> Job
Collect from the data below each line with "علوم".

"""

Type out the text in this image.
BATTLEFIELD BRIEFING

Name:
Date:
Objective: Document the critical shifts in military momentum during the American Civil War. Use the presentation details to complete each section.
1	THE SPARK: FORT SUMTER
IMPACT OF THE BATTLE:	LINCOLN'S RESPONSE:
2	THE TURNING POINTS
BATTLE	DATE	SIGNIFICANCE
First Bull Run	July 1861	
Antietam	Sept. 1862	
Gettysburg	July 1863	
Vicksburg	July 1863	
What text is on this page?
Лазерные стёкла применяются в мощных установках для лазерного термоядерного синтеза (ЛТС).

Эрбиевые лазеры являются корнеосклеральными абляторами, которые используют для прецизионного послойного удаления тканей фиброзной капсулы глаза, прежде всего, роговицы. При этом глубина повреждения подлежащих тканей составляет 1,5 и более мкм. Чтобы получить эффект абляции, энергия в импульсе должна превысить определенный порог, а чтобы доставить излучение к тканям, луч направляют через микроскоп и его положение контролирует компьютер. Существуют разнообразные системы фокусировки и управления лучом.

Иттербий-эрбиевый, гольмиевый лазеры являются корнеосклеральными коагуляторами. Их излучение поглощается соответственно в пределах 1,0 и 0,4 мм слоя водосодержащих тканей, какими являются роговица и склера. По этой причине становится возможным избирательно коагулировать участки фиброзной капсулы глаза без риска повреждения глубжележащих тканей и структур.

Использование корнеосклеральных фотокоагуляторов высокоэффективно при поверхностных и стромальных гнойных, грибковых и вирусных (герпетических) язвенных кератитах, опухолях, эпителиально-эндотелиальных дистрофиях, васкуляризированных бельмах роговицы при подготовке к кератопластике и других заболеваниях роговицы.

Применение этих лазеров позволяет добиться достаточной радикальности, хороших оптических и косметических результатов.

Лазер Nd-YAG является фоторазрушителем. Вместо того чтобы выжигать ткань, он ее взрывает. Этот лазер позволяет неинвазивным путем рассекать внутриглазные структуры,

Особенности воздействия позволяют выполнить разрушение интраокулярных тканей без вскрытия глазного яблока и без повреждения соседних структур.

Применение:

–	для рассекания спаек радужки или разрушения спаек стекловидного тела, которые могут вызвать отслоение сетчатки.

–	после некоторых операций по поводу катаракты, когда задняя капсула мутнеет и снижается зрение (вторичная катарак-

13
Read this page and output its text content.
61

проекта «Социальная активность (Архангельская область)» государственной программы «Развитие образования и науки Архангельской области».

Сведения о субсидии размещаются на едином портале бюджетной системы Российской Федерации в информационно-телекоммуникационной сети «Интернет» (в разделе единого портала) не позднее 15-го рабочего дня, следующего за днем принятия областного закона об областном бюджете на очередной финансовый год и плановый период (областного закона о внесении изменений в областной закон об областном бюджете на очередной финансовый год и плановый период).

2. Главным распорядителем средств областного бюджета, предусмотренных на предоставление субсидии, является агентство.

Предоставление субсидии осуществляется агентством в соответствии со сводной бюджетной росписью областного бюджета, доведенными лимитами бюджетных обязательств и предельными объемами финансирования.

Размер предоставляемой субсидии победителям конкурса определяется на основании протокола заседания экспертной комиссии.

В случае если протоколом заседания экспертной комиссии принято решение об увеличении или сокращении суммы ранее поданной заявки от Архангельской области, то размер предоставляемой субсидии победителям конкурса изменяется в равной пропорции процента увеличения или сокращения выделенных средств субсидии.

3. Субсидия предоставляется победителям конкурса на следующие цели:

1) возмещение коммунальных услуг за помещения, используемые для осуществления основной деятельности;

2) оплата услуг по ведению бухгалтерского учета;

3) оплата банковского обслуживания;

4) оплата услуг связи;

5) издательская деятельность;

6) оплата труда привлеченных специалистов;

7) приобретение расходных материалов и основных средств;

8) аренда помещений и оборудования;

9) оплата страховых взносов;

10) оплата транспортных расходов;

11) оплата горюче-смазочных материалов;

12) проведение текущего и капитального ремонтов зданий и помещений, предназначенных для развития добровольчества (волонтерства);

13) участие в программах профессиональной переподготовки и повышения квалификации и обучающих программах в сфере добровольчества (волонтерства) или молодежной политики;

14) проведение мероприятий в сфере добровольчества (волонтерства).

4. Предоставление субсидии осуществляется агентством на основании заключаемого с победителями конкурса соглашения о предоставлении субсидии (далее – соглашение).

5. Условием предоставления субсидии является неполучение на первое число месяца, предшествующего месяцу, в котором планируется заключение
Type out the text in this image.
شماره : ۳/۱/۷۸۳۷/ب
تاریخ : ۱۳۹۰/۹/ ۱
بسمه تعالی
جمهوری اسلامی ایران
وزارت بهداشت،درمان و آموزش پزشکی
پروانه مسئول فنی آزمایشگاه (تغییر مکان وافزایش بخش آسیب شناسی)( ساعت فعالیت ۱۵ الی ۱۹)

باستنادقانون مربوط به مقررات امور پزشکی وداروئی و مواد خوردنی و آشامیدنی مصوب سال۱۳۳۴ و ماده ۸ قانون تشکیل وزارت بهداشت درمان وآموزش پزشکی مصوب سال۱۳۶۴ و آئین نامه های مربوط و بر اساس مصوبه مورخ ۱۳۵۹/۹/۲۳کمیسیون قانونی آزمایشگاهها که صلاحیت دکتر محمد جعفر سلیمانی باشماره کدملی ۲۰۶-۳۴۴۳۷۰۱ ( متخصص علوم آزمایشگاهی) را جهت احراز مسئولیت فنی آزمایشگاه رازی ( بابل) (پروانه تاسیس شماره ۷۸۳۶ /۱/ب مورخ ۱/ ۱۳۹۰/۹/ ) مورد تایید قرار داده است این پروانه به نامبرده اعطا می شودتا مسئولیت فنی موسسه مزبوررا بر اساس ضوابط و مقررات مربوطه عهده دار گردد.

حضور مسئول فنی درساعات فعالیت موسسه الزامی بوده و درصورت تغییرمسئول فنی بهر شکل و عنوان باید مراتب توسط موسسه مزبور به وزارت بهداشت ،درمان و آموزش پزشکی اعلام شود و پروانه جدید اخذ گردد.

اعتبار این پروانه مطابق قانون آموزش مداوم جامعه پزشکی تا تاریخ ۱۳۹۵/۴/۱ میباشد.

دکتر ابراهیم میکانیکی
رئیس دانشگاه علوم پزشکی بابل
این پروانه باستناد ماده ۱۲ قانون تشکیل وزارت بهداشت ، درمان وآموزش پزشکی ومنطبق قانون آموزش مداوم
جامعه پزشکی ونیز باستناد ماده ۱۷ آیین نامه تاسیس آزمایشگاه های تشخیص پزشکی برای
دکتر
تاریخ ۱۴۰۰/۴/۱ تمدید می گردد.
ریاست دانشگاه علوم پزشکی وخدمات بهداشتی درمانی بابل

"""

> Final answer
باستنادقانون مربوط به مقررات امور پزشکی وداروئی و مواد خوردنی و آشامیدنی مصوب سال۱۳۳۴ و ماده ۸ قانون تشکیل وزارت بهداشت درمان وآموزش پزشکی مصوب سال۱۳۶۴ و آئین نامه های مربوط و بر اساس مصوبه مورخ ۱۳۵۹/۹/۲۳کمیسیون قانونی آزمایشگاهها که صلاحیت دکتر محمد جعفر سلیمانی باشماره کدملی ۲۰۶-۳۴۴۳۷۰۱ ( متخصص علوم آزمایشگاهی) را جهت احراز مسئولیت فنی آزمایشگاه رازی ( بابل) (پروانه تاسیس شماره ۷۸۳۶ /۱/ب مورخ ۱/ ۱۳۹۰/۹/ ) مورد تایید قرار داده است این پروانه به نامبرده اعطا می شودتا مسئولیت فنی موسسه مزبوررا بر اساس ضوابط و مقررات مربوطه عهده دار گردد.
رئیس دانشگاه علوم پزشکی بابل
ریاست دانشگاه علوم پزشکی وخدمات بهداشتی درمانی بابل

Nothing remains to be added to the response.